A run of records

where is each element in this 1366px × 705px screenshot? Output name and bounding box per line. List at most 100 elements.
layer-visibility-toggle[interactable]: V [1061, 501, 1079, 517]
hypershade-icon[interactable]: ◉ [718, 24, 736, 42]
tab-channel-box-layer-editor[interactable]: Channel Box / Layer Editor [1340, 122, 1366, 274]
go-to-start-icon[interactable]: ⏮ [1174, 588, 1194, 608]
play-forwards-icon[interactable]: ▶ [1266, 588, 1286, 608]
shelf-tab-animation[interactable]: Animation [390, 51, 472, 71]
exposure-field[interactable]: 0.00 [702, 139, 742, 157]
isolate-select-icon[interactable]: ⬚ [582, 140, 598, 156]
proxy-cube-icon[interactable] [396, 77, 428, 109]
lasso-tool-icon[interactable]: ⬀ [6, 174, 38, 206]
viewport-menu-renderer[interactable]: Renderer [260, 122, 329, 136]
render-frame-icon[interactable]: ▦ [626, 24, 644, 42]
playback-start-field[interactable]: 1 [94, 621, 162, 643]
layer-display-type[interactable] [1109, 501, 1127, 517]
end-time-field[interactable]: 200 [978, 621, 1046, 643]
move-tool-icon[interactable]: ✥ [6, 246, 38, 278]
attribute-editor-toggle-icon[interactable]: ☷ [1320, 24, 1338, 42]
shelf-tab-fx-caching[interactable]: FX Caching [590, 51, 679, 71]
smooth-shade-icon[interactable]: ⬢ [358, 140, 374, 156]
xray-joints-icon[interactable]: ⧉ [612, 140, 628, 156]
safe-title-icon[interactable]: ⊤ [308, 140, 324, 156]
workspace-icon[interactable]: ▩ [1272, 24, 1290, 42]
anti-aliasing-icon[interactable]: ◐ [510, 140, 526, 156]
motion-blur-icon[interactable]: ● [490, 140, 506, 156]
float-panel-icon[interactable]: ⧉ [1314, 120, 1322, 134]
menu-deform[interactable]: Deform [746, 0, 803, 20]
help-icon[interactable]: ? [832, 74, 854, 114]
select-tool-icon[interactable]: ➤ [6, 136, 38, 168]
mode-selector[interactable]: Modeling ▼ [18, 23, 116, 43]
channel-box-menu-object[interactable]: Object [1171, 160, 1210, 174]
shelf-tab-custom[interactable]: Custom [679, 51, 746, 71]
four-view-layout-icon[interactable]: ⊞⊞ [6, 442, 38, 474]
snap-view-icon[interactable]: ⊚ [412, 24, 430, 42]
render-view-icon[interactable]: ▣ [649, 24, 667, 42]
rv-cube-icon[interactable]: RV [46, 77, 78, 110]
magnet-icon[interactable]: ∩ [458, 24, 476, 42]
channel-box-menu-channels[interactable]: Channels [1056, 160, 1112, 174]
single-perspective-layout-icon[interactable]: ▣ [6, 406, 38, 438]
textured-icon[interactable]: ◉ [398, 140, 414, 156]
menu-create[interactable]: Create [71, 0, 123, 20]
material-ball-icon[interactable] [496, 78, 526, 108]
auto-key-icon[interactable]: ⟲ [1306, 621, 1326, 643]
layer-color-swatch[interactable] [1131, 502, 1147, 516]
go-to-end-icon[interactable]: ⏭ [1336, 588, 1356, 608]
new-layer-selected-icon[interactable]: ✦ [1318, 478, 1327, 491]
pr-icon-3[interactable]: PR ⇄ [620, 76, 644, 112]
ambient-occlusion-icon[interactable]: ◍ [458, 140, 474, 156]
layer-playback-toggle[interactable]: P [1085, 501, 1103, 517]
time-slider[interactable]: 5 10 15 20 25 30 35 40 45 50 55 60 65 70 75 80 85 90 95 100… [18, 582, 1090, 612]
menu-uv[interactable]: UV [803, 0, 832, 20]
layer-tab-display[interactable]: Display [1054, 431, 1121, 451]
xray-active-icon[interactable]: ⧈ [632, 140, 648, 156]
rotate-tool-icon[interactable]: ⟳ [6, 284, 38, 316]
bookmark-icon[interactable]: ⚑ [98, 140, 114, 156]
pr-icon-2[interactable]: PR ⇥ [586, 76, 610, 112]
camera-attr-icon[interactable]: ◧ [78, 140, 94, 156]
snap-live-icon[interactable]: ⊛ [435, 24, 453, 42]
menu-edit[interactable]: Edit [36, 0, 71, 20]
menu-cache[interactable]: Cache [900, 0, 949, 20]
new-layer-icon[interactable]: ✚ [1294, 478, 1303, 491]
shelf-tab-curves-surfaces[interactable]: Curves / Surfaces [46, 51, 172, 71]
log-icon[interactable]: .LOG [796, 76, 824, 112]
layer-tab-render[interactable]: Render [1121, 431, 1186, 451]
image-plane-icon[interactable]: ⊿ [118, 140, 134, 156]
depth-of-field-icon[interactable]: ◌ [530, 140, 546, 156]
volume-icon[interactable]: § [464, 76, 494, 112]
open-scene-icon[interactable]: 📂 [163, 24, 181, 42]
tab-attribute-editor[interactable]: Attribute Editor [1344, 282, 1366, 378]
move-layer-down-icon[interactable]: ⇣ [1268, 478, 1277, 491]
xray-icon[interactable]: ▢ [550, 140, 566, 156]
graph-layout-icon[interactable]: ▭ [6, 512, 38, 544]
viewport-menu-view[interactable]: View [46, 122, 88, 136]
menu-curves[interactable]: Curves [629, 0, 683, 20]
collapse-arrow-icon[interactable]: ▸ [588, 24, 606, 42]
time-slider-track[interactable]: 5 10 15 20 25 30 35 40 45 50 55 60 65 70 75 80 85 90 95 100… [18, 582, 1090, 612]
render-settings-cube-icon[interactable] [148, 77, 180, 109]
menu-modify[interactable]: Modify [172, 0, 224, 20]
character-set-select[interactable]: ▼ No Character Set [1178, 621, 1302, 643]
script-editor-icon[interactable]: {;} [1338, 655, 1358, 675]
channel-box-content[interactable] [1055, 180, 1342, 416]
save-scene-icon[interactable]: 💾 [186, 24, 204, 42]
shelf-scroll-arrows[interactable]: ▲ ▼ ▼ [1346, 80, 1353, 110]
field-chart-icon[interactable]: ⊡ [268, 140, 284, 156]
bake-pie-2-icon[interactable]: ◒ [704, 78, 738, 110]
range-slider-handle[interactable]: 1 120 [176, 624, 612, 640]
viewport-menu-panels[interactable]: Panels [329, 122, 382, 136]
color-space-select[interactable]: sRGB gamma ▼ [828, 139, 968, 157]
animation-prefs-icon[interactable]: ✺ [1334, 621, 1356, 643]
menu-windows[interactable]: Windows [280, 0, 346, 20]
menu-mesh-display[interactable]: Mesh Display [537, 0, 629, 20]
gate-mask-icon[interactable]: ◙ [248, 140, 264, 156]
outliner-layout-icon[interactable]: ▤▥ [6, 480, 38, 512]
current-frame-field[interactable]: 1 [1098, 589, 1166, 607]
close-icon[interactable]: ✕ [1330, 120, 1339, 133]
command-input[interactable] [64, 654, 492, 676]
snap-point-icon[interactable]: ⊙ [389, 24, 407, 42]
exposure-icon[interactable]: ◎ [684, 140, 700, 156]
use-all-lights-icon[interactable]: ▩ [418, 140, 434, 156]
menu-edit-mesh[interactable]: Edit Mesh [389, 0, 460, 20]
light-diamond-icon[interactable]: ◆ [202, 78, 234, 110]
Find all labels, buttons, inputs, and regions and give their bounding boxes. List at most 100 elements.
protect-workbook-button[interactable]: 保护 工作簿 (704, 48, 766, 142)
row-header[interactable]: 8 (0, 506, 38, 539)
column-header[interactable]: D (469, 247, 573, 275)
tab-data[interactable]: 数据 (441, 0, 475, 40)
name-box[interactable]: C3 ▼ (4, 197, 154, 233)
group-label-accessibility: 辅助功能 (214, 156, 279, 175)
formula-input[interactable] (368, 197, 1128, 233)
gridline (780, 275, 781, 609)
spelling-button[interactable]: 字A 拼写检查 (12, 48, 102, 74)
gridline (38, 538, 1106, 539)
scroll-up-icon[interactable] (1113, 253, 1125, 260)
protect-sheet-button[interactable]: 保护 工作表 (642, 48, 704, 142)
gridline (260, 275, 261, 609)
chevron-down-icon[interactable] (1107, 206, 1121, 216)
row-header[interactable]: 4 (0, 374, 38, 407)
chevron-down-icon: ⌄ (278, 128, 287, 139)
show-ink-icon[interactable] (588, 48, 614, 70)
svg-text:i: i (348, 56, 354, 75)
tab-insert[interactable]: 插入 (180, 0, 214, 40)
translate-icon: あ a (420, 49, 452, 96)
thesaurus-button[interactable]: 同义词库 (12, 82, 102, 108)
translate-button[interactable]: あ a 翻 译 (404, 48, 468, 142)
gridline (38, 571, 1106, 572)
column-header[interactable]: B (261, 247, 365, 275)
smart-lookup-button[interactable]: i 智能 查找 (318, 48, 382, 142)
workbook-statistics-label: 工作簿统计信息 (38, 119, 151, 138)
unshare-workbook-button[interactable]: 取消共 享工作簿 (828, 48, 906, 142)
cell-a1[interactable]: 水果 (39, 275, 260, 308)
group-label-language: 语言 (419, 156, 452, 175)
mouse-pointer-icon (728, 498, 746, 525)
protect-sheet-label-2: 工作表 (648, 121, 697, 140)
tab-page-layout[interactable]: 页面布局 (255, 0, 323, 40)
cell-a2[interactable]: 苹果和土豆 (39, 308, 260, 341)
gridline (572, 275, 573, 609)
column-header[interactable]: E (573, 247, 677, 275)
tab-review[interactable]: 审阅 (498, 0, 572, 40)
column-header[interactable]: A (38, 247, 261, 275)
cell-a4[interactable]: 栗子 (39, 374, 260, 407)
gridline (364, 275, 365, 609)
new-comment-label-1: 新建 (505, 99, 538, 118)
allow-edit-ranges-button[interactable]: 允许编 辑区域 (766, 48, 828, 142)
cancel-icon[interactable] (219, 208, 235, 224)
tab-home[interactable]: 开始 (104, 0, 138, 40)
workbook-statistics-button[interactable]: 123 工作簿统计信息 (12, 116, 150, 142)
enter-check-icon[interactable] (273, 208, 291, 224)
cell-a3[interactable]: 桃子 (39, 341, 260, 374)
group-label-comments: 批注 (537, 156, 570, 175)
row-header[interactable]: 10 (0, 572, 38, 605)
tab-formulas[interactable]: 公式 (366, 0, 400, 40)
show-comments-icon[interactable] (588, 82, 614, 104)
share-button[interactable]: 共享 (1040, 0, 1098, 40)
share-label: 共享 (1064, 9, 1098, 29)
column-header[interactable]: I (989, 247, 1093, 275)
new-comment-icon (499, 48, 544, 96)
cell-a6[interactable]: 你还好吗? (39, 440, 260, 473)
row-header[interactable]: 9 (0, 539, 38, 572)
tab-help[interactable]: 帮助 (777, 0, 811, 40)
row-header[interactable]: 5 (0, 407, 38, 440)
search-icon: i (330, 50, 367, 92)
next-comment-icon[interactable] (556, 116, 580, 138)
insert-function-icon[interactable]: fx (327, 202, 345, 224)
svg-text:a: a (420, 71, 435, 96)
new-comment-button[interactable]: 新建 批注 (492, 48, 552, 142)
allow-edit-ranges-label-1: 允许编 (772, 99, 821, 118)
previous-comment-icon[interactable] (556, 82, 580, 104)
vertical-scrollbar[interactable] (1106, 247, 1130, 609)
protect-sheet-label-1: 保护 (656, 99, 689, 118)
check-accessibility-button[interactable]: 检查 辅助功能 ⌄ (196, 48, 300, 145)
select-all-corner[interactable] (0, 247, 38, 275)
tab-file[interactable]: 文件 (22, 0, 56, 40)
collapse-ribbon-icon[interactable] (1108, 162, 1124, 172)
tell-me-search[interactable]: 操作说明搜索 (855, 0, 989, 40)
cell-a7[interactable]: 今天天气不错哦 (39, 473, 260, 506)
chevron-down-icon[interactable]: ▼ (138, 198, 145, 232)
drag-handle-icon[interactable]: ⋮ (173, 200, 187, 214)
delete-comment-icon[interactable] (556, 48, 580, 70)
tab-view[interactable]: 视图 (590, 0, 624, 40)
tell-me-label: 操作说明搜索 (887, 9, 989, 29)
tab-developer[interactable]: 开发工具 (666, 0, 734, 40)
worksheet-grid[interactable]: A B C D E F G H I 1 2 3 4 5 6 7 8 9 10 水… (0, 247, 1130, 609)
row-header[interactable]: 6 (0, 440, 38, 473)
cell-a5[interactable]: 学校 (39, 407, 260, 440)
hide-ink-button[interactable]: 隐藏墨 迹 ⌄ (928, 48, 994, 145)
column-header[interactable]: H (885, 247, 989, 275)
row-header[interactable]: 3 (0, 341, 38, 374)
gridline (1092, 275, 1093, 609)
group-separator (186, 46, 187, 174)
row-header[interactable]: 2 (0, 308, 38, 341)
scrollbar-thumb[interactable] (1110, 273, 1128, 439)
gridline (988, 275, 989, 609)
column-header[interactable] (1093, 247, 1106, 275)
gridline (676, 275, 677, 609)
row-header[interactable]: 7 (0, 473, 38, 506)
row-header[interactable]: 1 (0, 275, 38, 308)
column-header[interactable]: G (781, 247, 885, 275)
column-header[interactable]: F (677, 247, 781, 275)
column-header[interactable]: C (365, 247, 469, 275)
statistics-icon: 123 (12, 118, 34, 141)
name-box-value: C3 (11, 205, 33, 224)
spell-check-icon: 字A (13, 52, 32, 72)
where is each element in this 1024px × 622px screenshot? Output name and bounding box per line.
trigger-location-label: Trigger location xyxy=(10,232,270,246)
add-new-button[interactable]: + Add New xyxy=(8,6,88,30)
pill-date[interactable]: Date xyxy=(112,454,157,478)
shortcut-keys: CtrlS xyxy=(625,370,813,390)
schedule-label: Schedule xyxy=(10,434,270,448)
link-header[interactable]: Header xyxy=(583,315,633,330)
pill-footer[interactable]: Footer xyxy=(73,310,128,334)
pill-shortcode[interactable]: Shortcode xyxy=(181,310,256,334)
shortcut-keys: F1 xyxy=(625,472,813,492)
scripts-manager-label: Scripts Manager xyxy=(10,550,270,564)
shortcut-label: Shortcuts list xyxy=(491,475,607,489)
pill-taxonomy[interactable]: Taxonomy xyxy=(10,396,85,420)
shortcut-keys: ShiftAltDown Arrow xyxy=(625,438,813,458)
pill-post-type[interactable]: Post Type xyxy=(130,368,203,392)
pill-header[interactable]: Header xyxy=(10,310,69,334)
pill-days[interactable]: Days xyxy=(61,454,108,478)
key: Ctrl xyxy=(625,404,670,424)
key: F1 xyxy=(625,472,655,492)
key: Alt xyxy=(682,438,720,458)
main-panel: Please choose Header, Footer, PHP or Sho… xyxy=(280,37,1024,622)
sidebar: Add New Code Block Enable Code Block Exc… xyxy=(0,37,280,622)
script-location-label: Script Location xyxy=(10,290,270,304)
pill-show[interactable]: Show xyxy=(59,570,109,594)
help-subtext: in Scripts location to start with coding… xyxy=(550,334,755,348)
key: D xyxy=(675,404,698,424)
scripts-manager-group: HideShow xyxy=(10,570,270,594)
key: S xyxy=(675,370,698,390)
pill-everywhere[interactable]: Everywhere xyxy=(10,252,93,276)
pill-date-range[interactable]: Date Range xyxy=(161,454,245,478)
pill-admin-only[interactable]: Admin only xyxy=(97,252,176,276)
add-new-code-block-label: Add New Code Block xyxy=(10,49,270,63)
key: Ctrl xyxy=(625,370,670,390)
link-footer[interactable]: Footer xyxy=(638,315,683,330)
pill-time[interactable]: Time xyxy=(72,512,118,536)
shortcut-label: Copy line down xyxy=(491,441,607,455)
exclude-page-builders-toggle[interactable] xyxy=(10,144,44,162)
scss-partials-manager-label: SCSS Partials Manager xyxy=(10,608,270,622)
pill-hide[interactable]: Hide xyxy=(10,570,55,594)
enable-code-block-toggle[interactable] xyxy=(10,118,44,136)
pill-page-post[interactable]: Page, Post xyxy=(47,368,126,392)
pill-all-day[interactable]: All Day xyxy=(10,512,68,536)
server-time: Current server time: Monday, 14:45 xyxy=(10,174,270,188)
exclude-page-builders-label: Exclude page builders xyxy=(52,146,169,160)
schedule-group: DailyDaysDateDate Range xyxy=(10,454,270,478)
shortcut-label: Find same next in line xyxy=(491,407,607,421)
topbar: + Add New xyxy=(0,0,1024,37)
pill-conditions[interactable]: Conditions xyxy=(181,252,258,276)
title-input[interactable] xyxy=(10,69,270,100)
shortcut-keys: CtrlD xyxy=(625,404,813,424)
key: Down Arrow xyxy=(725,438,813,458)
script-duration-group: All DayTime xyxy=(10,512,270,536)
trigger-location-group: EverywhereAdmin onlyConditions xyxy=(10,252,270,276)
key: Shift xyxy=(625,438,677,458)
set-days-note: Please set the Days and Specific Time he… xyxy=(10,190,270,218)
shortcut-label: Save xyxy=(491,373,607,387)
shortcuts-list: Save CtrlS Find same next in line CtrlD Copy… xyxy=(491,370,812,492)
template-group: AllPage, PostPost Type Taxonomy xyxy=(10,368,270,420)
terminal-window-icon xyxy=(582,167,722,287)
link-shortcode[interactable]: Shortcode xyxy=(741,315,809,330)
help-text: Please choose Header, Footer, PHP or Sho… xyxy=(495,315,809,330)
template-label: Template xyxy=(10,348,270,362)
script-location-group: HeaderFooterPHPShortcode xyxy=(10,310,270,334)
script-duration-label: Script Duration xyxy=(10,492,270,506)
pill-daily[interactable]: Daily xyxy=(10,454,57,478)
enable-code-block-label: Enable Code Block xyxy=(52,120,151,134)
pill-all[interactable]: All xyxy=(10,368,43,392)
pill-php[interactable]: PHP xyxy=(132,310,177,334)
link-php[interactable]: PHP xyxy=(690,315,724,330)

## [Aim]
Please identify every line in the records above that contains the string "display", and copy each of those lines in full.

## [Finished task]
layer-display-type[interactable] [1109, 501, 1127, 517]
layer-tab-display[interactable]: Display [1054, 431, 1121, 451]
menu-mesh-display[interactable]: Mesh Display [537, 0, 629, 20]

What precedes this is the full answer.